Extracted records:
# # # #

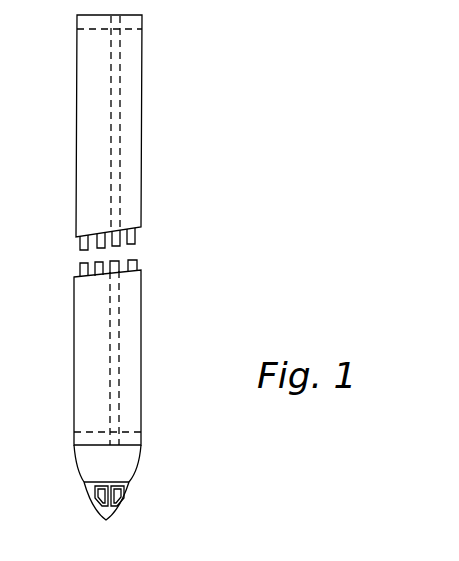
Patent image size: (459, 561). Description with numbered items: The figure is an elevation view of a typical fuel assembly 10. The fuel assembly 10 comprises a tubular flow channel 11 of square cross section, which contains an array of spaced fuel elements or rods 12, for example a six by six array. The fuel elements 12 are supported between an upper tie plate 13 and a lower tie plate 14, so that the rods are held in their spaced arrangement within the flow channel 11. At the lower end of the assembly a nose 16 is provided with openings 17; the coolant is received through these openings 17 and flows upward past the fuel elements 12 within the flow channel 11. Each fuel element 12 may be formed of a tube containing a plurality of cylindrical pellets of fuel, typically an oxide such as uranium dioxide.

The fuel assembly 10 is at (165, 127).
The tubular flow channel 11 is at (141, 182).
The fuel elements 12 is at (119, 210).
The upper tie plate 13 is at (142, 23).
The lower tie plate 14 is at (141, 440).
The nose 16 is at (121, 506).
The openings 17 is at (95, 493).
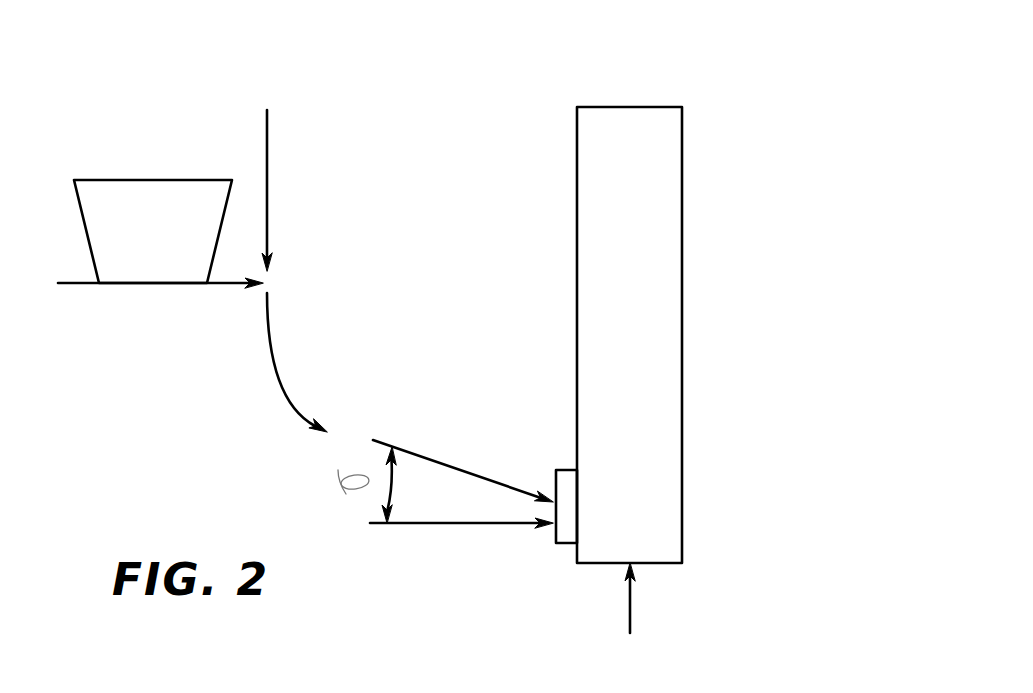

# # # #

» **EXERCISE TASK**
Copy out every line of the items above word for word, leaving out the pictures.

» **FULL RESPONSE**
Patent image size: (459, 561). Description with numbered items: The figure is an elevation view of a typical fuel assembly 10. The fuel assembly 10 comprises a tubular flow channel 11 of square cross section, which contains an array of spaced fuel elements or rods 12, for example a six by six array. The fuel elements 12 are supported between an upper tie plate 13 and a lower tie plate 14, so that the rods are held in their spaced arrangement within the flow channel 11. At the lower end of the assembly a nose 16 is provided with openings 17; the coolant is received through these openings 17 and flows upward past the fuel elements 12 within the flow channel 11. Each fuel element 12 may be formed of a tube containing a plurality of cylindrical pellets of fuel, typically an oxide such as uranium dioxide.

The fuel assembly 10 is at (165, 127).
The tubular flow channel 11 is at (141, 182).
The fuel elements 12 is at (119, 210).
The upper tie plate 13 is at (142, 23).
The lower tie plate 14 is at (141, 440).
The nose 16 is at (121, 506).
The openings 17 is at (95, 493).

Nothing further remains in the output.